Task to complete: Write out the data from the start through the line containing "582, 338, 627]" as a numbered list, skipping any blank lines.

Input data:
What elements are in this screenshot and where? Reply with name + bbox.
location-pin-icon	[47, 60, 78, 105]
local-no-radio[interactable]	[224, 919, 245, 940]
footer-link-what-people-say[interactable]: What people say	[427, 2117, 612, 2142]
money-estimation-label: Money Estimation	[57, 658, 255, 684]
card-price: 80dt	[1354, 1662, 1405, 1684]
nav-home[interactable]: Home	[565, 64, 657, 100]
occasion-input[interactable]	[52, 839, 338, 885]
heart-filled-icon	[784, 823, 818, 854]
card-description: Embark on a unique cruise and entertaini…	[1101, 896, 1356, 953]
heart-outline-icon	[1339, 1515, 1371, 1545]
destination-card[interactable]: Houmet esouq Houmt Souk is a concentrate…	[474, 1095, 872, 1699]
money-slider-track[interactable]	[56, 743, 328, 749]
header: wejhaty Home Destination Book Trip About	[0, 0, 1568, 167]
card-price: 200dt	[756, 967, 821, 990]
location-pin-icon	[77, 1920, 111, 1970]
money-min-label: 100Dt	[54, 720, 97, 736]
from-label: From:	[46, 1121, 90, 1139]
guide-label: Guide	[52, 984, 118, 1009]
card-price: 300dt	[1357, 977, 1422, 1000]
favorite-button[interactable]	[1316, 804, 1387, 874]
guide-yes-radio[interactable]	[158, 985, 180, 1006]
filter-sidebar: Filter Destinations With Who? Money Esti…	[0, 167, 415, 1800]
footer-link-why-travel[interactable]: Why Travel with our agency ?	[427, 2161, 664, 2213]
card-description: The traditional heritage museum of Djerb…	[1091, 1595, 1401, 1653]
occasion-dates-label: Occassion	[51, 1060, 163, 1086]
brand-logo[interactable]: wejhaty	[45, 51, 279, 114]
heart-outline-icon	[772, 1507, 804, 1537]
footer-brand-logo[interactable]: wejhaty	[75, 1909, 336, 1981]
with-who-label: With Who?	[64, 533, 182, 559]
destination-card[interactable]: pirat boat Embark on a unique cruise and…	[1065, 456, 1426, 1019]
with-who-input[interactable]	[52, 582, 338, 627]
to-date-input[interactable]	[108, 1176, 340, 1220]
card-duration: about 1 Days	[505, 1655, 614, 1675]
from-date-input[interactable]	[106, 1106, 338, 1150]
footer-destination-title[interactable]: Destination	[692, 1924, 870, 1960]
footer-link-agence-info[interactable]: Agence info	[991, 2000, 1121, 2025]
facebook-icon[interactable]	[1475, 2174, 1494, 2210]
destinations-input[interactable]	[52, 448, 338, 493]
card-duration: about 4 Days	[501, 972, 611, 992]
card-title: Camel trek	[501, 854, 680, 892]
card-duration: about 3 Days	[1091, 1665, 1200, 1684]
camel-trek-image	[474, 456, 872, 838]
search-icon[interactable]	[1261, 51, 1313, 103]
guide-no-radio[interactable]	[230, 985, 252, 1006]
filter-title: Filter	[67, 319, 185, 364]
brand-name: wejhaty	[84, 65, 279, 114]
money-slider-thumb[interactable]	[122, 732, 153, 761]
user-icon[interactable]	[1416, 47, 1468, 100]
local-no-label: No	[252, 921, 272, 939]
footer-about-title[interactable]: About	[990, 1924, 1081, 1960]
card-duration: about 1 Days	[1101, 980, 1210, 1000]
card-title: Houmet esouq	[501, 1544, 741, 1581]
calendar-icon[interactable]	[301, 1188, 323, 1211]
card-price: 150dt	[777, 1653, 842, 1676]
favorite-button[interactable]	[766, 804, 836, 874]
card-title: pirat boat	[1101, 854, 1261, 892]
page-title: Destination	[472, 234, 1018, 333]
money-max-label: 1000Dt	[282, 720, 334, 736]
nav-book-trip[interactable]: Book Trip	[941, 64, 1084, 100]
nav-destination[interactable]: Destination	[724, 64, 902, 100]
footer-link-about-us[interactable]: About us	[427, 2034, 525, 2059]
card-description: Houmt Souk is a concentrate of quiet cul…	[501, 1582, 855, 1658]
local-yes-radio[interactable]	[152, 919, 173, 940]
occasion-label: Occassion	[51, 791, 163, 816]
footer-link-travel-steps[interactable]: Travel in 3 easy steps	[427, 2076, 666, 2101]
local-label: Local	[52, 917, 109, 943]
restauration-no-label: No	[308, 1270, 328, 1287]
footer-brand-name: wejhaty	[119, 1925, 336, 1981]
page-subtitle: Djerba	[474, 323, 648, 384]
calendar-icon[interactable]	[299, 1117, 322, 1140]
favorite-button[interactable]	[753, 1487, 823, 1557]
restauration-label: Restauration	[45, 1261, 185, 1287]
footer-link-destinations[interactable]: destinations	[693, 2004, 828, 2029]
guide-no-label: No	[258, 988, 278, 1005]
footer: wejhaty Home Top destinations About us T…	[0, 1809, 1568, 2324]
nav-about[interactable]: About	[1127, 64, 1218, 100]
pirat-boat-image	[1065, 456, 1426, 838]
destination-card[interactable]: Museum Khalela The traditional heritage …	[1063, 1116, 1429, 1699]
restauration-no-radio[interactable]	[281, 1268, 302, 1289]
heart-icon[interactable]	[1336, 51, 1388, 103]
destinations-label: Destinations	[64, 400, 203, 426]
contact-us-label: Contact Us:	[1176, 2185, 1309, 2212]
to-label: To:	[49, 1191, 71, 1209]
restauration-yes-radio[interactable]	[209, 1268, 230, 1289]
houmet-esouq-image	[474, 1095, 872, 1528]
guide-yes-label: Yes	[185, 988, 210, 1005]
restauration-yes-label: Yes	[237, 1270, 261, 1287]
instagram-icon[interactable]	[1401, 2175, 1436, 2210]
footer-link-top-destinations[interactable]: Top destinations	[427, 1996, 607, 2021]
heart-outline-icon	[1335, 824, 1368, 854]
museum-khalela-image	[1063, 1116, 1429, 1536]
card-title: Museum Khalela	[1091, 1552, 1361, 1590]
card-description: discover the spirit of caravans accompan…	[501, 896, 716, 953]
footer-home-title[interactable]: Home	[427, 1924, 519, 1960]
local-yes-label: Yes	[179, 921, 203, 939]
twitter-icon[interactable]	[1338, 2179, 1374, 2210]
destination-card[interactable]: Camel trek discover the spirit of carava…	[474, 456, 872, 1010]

Result for this exercise:
1. What elements are in this screenshot and where? Reply with name + bbox.
2. location-pin-icon	[47, 60, 78, 105]
3. local-no-radio[interactable]	[224, 919, 245, 940]
4. footer-link-what-people-say[interactable]: What people say	[427, 2117, 612, 2142]
5. money-estimation-label: Money Estimation	[57, 658, 255, 684]
6. card-price: 80dt	[1354, 1662, 1405, 1684]
7. nav-home[interactable]: Home	[565, 64, 657, 100]
8. occasion-input[interactable]	[52, 839, 338, 885]
9. heart-filled-icon	[784, 823, 818, 854]
10. card-description: Embark on a unique cruise and entertaini…	[1101, 896, 1356, 953]
11. heart-outline-icon	[1339, 1515, 1371, 1545]
12. destination-card[interactable]: Houmet esouq Houmt Souk is a concentrate…	[474, 1095, 872, 1699]
13. money-slider-track[interactable]	[56, 743, 328, 749]
14. header: wejhaty Home Destination Book Trip About	[0, 0, 1568, 167]
15. card-price: 200dt	[756, 967, 821, 990]
16. location-pin-icon	[77, 1920, 111, 1970]
17. money-min-label: 100Dt	[54, 720, 97, 736]
18. from-label: From:	[46, 1121, 90, 1139]
19. guide-label: Guide	[52, 984, 118, 1009]
20. card-price: 300dt	[1357, 977, 1422, 1000]
21. favorite-button[interactable]	[1316, 804, 1387, 874]
22. guide-yes-radio[interactable]	[158, 985, 180, 1006]
23. filter-sidebar: Filter Destinations With Who? Money Esti…	[0, 167, 415, 1800]
24. footer-link-why-travel[interactable]: Why Travel with our agency ?	[427, 2161, 664, 2213]
25. card-description: The traditional heritage museum of Djerb…	[1091, 1595, 1401, 1653]
26. occasion-dates-label: Occassion	[51, 1060, 163, 1086]
27. brand-logo[interactable]: wejhaty	[45, 51, 279, 114]
28. heart-outline-icon	[772, 1507, 804, 1537]
29. footer-brand-logo[interactable]: wejhaty	[75, 1909, 336, 1981]
30. with-who-label: With Who?	[64, 533, 182, 559]
31. destination-card[interactable]: pirat boat Embark on a unique cruise and…	[1065, 456, 1426, 1019]
32. with-who-input[interactable]	[52, 582, 338, 627]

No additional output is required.